When a line of the entries below contains "rayos", it counts once; state how many such lines there are and nothing else.

Text content records for pages

※ ※ ※

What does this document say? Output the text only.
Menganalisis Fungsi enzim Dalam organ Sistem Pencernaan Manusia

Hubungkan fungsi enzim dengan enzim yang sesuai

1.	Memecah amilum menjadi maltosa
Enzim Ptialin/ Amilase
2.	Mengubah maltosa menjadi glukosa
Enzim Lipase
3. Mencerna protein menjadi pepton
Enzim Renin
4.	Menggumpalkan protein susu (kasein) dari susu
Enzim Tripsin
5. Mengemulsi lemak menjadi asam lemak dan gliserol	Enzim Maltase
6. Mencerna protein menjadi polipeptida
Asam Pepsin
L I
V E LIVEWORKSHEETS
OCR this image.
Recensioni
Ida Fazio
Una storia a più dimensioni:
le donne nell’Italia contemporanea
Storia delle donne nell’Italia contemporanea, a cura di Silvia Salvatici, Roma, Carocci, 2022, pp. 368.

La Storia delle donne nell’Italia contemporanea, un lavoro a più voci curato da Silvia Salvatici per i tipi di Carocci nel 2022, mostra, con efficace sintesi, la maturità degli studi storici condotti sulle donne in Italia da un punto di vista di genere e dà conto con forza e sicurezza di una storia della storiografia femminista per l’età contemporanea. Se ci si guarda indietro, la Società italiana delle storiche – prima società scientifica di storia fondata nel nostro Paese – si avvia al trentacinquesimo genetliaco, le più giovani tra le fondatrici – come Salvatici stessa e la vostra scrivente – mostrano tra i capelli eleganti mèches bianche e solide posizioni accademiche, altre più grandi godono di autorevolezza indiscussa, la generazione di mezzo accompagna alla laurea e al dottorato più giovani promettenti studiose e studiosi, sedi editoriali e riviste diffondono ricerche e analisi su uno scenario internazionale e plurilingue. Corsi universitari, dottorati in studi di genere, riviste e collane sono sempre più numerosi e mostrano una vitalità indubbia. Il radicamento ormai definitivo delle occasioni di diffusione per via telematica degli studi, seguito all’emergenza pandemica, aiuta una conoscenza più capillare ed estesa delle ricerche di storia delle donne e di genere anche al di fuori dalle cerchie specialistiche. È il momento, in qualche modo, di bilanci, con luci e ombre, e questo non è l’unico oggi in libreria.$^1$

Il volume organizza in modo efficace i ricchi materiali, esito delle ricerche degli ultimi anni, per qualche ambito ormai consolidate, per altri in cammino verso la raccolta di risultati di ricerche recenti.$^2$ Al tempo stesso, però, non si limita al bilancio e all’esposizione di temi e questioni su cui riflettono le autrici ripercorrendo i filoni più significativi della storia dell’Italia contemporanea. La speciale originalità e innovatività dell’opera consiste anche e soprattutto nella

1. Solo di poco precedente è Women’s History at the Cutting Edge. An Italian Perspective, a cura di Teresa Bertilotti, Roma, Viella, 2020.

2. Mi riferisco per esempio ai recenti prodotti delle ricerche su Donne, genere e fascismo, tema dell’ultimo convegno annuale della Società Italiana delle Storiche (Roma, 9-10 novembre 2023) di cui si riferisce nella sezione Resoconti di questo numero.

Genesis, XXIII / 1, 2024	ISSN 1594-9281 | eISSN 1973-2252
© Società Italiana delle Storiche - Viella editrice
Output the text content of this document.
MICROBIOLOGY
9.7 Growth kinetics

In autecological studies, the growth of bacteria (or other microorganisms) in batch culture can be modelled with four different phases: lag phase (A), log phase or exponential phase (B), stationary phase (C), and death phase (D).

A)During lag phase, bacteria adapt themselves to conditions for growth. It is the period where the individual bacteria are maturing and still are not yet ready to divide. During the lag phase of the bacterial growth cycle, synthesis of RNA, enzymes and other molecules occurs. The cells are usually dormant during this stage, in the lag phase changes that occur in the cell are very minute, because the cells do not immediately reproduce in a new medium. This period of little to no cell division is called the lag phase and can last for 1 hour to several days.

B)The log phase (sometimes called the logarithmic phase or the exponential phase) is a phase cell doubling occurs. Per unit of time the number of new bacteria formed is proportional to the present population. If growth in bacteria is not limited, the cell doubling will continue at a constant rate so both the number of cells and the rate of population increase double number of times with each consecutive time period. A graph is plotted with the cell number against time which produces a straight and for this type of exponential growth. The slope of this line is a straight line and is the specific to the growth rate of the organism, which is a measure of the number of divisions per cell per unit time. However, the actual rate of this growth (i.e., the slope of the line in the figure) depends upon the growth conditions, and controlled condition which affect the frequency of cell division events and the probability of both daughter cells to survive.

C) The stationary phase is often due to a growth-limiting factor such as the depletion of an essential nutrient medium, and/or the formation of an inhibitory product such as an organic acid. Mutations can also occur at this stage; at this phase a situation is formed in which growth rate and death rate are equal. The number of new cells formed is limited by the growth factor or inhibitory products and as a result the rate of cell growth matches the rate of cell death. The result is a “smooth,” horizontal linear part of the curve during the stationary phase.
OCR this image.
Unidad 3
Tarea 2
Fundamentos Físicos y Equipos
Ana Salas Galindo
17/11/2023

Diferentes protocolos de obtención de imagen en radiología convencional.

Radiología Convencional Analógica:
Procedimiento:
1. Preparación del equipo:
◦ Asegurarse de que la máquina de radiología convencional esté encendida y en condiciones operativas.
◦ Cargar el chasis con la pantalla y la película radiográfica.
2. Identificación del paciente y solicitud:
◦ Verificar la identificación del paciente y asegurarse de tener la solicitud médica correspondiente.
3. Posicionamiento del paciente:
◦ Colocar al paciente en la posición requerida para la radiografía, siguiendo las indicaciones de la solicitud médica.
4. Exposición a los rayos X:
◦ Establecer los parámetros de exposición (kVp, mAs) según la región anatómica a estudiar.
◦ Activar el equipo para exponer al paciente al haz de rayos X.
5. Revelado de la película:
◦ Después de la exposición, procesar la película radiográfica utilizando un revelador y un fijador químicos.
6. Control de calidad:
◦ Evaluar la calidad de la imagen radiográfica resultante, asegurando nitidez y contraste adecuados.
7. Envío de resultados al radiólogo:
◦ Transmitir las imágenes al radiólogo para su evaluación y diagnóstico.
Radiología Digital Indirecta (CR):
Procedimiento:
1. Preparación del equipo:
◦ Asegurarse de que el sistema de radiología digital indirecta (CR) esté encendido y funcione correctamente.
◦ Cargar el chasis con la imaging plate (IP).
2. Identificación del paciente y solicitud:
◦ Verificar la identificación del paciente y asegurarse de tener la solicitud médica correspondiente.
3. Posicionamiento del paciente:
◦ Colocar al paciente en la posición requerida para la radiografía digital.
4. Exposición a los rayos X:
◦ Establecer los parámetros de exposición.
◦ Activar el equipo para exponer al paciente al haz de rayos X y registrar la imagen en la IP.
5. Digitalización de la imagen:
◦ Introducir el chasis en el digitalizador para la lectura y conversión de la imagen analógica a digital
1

※ ※ ※

▶ [Task output] 4